Records shown →
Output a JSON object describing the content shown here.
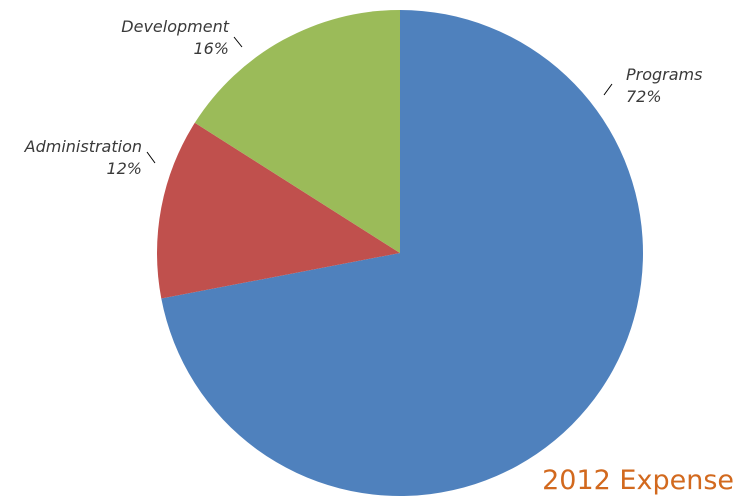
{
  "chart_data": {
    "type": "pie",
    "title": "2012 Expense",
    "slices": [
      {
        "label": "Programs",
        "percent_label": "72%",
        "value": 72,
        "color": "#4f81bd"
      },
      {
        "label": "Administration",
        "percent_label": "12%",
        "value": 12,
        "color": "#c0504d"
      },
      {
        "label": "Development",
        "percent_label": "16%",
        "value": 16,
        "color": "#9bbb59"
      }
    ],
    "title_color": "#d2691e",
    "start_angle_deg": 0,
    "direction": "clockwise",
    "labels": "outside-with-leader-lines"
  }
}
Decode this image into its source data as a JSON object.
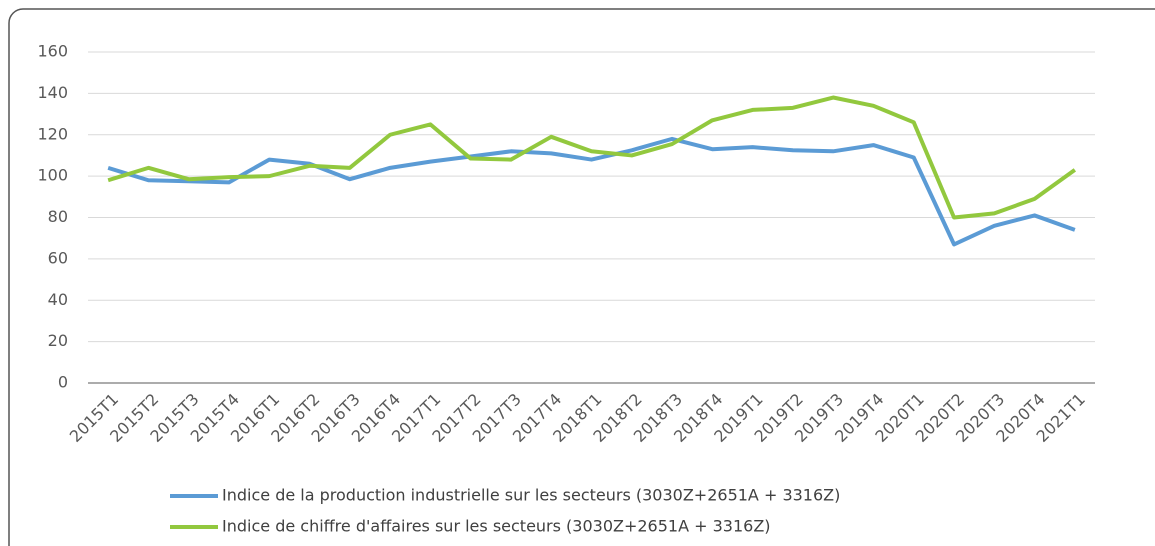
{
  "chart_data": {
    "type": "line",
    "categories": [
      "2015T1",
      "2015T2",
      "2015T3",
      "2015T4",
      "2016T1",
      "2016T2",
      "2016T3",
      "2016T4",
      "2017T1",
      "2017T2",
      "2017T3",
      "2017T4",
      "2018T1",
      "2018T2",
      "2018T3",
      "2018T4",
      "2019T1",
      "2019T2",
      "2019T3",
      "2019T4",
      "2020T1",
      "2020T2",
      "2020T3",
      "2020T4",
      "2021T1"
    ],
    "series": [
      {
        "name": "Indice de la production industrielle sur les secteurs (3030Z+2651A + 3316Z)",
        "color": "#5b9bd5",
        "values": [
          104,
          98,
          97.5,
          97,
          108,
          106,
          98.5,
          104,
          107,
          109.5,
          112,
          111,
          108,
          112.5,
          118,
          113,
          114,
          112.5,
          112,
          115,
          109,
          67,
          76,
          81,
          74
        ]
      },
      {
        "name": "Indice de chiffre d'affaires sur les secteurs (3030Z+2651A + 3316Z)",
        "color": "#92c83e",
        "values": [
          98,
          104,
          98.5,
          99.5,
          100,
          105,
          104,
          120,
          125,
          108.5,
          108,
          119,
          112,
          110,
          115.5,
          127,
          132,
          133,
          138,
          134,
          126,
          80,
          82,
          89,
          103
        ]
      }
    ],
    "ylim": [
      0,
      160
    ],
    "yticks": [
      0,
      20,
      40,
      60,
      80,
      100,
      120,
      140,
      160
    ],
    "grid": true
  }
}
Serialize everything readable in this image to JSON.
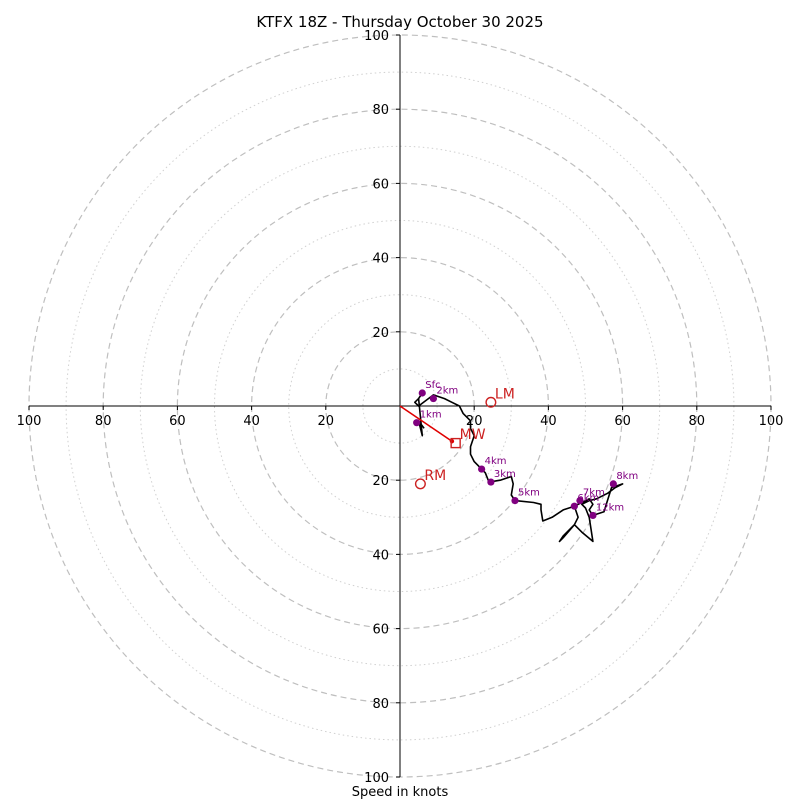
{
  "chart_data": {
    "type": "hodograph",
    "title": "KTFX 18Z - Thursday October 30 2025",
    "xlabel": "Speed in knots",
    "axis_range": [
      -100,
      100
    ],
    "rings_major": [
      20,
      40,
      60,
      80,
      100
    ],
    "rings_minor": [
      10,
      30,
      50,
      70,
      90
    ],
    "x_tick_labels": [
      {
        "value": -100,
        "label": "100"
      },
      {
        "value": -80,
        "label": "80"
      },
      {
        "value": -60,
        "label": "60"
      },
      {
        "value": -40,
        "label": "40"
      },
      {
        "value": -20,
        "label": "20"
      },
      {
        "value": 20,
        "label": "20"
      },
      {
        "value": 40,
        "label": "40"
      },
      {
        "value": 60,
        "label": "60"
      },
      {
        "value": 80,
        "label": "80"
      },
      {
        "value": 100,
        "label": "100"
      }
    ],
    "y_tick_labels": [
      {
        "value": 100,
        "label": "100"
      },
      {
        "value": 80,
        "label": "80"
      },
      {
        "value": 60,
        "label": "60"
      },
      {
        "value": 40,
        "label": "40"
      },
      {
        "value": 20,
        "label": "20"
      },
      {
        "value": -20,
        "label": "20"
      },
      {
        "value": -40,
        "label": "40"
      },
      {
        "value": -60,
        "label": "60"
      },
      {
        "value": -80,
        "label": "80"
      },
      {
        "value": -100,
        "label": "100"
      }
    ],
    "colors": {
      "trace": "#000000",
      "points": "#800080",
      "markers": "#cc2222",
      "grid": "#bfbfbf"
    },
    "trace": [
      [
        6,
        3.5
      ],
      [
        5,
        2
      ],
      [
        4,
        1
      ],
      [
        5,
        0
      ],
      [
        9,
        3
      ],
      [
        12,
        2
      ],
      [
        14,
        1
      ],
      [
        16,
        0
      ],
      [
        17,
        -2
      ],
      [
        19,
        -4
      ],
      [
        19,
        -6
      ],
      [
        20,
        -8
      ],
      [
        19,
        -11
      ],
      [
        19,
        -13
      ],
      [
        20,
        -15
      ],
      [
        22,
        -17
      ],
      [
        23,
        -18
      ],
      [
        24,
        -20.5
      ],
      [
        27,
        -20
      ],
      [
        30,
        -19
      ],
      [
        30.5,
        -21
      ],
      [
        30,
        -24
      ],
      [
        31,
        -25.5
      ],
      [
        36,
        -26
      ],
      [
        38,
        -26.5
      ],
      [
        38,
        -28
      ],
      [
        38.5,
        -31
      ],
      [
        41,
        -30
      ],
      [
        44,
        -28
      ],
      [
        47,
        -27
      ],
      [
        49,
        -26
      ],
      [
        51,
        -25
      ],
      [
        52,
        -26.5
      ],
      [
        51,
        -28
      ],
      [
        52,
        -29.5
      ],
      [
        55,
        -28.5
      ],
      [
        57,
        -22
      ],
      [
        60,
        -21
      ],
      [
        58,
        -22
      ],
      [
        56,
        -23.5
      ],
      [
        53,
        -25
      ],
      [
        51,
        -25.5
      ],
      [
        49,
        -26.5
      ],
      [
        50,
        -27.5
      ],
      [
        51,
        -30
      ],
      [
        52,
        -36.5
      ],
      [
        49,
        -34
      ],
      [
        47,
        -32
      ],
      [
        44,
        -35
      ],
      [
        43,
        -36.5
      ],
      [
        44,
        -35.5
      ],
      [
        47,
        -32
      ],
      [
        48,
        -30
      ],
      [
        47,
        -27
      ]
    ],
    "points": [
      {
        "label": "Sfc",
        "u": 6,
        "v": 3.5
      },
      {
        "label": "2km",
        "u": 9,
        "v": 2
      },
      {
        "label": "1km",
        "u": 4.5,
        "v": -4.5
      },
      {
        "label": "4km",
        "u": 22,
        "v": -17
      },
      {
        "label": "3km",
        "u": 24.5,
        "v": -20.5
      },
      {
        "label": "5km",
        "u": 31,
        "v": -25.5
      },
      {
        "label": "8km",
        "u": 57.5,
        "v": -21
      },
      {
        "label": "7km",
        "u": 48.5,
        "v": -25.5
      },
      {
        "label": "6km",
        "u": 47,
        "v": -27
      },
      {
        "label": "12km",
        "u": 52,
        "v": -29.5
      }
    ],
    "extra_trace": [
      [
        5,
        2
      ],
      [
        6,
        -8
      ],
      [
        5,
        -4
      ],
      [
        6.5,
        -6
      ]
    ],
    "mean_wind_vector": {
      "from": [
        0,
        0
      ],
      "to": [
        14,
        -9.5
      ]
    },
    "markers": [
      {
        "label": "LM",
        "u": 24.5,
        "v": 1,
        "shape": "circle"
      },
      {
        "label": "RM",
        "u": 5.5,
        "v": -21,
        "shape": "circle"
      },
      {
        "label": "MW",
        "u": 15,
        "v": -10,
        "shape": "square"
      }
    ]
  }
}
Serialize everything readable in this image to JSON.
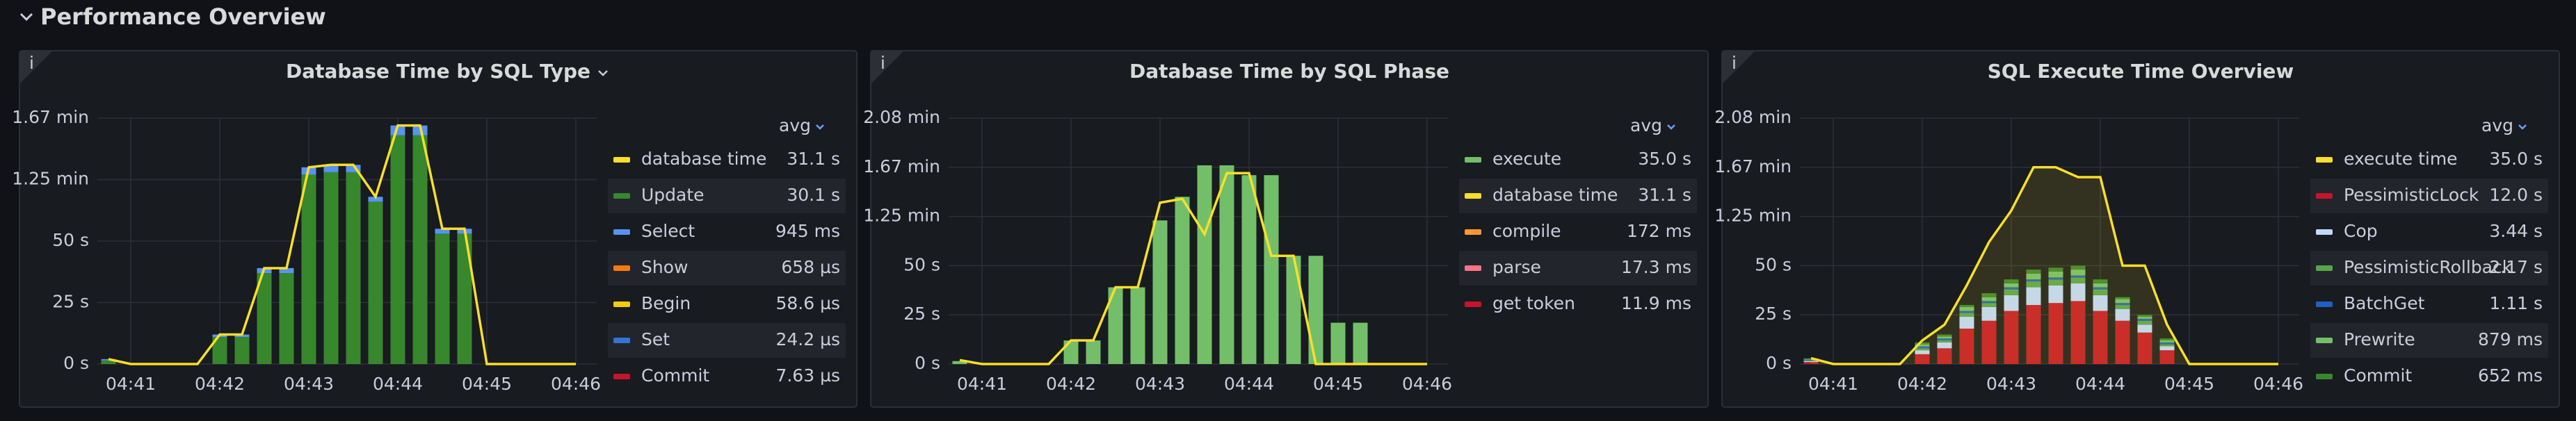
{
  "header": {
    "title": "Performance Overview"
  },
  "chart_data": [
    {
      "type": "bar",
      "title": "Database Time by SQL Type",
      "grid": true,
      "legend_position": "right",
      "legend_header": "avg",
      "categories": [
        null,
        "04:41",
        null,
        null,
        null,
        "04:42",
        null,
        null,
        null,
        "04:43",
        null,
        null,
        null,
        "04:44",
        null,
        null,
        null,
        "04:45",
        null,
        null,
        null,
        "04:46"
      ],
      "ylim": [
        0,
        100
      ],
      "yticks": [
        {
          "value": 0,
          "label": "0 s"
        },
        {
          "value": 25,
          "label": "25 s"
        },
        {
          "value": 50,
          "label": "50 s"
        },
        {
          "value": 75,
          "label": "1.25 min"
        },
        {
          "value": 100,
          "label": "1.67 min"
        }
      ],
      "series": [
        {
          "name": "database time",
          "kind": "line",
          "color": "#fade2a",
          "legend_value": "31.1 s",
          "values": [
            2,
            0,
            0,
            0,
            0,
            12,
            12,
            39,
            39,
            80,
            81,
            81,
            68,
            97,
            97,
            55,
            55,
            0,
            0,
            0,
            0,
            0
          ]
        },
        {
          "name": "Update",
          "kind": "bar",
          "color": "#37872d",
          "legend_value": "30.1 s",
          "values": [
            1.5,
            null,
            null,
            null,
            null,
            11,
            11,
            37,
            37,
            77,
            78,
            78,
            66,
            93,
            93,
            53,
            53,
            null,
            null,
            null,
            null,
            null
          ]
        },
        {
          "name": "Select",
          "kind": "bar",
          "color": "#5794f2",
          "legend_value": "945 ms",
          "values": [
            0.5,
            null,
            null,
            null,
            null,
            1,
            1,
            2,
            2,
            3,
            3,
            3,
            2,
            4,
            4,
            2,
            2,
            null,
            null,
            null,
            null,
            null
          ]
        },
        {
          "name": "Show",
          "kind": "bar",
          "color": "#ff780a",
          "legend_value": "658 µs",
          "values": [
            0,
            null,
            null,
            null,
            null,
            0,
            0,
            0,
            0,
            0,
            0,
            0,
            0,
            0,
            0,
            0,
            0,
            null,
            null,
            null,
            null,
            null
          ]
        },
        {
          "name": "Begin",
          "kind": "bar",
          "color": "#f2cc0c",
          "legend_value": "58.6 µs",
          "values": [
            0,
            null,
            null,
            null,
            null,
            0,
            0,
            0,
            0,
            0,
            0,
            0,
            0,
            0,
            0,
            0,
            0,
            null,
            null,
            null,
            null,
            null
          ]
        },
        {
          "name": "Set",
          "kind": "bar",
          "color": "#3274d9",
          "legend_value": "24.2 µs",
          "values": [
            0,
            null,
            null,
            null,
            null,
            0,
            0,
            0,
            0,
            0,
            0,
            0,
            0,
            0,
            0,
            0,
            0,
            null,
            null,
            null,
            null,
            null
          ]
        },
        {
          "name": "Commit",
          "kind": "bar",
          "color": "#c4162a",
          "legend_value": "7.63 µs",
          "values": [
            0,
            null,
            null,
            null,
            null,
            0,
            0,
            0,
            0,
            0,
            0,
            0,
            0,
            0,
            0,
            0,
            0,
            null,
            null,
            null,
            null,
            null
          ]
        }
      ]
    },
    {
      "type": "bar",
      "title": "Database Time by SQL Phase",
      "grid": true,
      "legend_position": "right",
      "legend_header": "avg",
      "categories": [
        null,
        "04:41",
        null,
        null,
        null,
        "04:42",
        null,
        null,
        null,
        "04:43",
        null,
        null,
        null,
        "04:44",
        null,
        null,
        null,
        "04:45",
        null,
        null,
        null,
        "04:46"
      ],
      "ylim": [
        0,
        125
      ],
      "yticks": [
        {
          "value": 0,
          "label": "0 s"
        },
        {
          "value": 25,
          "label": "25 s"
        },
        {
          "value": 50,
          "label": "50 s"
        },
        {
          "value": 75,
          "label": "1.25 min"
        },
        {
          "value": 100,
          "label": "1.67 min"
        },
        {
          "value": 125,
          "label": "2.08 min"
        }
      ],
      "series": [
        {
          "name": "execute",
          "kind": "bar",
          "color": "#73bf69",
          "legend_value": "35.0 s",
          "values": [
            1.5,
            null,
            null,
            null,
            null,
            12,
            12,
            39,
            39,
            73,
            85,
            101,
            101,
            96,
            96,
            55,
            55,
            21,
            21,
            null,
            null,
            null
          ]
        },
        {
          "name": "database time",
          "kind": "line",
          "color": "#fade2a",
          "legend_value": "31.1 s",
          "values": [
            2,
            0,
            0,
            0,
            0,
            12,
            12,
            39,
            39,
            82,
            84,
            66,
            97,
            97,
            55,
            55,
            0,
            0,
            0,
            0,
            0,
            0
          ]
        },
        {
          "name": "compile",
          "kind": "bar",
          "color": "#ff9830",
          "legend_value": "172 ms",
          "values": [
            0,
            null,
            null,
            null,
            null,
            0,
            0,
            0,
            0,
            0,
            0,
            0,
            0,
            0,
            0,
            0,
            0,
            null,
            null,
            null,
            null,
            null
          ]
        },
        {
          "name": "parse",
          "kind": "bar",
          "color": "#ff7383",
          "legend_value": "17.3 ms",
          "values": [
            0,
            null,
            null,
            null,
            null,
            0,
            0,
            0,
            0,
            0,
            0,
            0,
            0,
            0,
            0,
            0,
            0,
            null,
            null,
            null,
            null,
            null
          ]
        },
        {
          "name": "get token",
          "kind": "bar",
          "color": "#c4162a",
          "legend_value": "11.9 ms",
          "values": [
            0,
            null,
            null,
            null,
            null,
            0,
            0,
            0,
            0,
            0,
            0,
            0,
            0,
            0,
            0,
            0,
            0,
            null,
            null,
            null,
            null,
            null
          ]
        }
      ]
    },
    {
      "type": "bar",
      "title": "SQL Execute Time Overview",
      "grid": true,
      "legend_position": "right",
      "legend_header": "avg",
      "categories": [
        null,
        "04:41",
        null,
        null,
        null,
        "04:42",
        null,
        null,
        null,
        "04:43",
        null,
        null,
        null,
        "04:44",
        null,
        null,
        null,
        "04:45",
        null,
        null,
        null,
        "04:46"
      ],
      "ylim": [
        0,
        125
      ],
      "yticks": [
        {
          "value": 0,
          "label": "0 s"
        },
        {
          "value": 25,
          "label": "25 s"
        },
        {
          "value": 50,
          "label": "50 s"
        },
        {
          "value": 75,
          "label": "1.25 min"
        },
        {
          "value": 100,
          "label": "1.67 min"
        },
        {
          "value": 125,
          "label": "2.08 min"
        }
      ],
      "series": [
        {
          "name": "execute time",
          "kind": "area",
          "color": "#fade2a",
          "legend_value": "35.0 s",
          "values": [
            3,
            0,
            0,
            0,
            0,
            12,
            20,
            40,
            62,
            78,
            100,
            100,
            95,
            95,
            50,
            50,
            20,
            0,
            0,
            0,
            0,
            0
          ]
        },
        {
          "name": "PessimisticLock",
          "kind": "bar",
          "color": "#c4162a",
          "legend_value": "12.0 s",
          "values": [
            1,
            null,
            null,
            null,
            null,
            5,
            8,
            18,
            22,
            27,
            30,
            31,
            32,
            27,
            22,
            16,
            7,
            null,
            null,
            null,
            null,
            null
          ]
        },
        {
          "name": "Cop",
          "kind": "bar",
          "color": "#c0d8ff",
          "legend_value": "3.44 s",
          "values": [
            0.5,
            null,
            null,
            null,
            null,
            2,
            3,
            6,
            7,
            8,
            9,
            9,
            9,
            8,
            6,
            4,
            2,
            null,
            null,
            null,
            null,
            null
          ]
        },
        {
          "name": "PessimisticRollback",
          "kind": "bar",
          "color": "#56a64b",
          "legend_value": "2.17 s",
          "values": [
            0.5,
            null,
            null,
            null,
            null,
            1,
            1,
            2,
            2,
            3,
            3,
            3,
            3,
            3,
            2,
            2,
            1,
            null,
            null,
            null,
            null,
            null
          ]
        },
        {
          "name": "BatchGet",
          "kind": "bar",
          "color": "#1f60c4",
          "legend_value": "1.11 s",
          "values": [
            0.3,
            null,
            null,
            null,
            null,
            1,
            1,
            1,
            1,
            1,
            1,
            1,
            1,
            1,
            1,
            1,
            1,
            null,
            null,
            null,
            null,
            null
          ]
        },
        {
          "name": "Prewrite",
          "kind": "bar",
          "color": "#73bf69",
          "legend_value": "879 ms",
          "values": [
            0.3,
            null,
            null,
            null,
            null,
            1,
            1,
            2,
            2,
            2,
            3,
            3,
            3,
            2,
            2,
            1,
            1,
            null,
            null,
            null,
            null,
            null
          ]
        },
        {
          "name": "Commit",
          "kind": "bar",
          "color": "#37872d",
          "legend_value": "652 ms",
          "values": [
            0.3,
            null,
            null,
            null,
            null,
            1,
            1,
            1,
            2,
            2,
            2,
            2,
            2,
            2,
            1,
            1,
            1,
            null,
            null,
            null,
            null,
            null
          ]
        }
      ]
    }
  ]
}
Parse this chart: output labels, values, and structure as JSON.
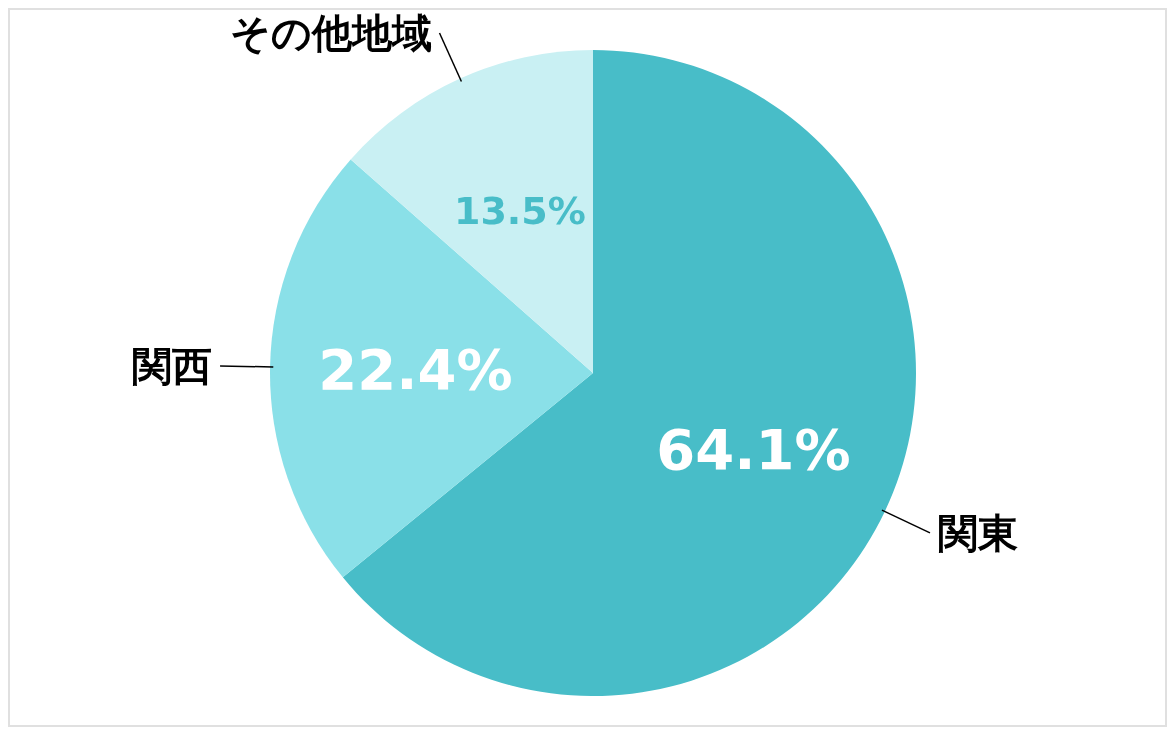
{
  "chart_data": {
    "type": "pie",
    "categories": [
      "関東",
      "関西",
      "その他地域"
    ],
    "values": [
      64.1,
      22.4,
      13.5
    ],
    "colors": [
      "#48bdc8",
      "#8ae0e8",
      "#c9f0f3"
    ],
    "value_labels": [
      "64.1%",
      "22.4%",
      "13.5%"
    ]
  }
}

What is expected →
From the material above, copy each line that includes the word "object".

Output for this exercise →
Output a JSON object describing the content shown here.
Decode this image into its source data as a JSON object.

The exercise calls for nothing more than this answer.